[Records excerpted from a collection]
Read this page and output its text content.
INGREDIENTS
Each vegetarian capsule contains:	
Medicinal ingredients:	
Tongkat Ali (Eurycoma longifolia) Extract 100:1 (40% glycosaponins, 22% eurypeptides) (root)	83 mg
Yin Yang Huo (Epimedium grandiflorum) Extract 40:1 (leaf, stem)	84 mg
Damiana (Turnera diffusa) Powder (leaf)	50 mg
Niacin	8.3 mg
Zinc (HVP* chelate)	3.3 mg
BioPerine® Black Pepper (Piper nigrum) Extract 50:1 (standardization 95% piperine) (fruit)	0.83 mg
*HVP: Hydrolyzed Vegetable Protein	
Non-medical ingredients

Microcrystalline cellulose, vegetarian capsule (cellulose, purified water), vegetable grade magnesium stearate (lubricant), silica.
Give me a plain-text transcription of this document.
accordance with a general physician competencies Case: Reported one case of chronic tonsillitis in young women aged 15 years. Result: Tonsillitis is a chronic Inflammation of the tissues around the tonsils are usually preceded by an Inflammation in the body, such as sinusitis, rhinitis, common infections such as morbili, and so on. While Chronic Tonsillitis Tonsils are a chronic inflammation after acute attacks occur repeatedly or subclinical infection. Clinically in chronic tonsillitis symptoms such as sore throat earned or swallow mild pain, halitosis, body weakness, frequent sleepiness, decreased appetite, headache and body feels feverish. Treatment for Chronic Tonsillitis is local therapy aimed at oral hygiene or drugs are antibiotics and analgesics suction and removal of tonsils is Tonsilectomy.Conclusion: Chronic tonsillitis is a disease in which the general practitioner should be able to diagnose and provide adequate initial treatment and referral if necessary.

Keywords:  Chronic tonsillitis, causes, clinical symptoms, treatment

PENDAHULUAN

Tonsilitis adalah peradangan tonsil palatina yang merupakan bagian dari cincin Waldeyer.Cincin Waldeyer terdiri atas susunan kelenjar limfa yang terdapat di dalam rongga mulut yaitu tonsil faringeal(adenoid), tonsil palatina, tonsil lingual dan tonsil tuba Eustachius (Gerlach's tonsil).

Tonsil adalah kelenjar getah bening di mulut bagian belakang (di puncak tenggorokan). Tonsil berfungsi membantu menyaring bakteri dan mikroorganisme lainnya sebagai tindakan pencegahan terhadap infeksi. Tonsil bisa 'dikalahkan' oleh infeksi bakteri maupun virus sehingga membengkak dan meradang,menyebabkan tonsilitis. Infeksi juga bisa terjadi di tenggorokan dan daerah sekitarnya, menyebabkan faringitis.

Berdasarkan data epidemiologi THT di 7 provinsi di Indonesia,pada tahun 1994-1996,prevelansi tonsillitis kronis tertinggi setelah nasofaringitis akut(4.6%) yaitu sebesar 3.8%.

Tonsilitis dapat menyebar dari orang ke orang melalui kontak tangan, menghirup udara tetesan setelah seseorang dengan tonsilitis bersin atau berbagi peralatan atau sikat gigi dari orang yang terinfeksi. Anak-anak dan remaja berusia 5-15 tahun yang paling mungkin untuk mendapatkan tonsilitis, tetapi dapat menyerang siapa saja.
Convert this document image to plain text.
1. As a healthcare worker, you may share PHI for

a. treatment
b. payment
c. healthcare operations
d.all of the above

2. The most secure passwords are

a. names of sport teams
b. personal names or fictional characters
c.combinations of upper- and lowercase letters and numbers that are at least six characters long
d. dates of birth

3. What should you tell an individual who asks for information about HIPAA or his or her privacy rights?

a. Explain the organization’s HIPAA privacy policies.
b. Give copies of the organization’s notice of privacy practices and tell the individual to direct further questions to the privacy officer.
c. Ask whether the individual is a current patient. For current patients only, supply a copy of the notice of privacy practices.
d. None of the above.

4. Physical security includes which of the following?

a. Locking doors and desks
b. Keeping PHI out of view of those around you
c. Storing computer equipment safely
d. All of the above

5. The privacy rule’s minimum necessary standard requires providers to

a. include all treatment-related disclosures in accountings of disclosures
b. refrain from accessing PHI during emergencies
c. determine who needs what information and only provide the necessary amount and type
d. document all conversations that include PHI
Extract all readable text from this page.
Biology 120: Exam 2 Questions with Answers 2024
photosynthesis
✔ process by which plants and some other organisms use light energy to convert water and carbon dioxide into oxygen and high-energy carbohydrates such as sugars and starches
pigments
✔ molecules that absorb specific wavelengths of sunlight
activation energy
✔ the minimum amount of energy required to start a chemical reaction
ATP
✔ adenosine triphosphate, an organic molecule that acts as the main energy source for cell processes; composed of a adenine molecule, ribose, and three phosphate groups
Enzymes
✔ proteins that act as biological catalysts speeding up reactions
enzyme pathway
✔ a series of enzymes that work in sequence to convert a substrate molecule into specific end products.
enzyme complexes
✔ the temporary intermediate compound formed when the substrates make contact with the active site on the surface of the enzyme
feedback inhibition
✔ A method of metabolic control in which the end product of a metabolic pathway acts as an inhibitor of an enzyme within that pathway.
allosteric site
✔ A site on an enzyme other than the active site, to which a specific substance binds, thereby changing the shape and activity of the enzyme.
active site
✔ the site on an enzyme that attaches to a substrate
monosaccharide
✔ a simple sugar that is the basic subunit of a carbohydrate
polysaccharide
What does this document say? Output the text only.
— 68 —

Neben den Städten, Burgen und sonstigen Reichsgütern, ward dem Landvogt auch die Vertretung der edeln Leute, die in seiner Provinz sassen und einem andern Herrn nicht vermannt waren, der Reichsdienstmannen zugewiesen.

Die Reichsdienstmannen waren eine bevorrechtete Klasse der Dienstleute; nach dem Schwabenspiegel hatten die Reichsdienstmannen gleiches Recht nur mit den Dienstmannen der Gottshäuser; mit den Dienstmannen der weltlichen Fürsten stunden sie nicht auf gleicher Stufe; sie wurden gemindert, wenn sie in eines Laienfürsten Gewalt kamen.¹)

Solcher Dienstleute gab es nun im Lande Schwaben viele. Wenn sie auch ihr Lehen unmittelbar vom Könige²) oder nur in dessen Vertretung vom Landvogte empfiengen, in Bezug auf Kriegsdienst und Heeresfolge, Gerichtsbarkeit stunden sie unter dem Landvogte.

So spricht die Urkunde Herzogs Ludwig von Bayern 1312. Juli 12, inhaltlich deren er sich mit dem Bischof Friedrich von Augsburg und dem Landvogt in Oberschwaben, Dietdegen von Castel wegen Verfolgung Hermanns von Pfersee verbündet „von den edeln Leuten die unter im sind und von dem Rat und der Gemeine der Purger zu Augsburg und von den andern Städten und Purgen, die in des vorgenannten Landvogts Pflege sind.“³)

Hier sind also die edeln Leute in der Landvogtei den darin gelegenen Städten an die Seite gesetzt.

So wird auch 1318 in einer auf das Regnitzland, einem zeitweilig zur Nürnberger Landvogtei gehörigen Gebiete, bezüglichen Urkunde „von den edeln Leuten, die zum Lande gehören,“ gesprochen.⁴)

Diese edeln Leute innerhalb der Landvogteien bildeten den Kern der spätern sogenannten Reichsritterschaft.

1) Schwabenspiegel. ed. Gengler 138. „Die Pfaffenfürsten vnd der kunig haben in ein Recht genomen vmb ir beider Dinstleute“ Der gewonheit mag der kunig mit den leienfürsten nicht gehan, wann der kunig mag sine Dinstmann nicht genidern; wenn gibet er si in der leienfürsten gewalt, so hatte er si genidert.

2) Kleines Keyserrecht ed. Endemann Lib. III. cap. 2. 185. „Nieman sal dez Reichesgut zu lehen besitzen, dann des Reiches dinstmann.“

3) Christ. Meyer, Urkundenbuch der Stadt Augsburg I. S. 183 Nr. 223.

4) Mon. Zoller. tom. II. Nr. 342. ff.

What the task asks
In the records above, find each line holding "page" and copy it.

Answer box
Read this page and output its text content.
Extract all readable text from this page.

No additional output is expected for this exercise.